§ Task details: What is the number of lines containing the word "batería"? Give that number alone.

§ Input:
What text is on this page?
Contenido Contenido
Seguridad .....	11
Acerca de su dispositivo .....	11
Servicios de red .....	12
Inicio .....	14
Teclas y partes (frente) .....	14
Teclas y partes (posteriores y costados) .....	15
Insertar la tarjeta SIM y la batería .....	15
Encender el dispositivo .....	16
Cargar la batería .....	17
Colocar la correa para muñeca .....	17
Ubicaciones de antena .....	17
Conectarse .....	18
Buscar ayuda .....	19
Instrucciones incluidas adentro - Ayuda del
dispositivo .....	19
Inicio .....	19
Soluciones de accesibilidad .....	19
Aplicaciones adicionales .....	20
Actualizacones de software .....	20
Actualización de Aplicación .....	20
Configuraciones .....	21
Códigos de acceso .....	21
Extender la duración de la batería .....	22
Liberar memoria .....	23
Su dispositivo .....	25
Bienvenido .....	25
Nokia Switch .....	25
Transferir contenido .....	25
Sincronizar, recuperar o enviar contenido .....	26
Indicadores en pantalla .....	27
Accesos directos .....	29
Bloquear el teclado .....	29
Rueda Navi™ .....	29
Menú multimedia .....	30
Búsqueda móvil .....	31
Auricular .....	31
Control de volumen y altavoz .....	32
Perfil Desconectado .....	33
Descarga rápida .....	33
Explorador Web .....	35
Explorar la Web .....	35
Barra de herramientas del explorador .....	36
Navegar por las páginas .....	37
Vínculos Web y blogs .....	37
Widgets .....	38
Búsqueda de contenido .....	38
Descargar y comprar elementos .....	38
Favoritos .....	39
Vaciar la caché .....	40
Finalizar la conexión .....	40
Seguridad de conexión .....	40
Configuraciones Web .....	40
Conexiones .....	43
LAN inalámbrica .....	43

§ Result for this task: 3